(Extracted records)
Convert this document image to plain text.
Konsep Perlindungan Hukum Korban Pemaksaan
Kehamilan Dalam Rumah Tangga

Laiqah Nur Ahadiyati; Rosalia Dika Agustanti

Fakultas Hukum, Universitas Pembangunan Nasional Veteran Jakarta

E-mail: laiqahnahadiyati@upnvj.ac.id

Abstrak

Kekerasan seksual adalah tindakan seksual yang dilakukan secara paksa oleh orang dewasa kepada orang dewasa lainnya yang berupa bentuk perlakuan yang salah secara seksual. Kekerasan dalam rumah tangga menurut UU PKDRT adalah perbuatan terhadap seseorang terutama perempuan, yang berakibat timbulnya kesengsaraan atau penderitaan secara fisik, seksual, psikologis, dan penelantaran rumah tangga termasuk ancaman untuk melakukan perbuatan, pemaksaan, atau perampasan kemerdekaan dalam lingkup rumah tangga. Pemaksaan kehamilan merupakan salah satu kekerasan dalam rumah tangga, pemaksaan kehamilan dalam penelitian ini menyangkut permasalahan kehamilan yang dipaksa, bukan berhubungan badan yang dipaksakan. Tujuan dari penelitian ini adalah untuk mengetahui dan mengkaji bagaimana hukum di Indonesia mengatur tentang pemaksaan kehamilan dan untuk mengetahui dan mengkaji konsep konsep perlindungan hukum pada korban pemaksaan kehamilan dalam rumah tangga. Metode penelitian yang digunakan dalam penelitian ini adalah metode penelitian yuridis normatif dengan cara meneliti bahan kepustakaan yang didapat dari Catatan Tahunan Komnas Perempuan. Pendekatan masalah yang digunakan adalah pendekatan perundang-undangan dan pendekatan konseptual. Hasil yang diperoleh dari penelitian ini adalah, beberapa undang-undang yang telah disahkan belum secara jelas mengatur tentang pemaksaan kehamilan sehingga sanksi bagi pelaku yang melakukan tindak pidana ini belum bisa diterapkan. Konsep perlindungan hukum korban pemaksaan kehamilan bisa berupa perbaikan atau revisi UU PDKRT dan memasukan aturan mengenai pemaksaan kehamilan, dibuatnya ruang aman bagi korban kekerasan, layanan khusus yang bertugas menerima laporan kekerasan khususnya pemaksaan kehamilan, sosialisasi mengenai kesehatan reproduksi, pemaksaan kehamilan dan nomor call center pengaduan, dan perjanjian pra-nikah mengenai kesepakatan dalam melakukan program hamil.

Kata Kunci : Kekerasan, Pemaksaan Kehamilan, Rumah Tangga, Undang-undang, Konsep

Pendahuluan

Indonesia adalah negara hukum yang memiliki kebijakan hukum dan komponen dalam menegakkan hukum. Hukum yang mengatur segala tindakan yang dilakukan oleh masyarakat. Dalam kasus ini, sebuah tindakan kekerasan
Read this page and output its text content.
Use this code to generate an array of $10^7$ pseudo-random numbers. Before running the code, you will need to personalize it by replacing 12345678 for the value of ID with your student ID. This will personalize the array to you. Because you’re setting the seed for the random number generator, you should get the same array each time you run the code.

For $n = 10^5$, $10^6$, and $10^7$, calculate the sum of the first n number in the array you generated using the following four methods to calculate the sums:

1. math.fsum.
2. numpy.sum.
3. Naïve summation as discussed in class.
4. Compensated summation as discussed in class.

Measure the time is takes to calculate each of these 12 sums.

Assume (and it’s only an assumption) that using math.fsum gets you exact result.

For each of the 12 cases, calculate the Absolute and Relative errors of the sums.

→ To be done:
Show every line from the entries above in which "using" appears.

→ Answer for this exercise:
For $n = 10^5$, $10^6$, and $10^7$, calculate the sum of the first n number in the array you generated using the following four methods to calculate the sums:
Assume (and it’s only an assumption) that using math.fsum gets you exact result.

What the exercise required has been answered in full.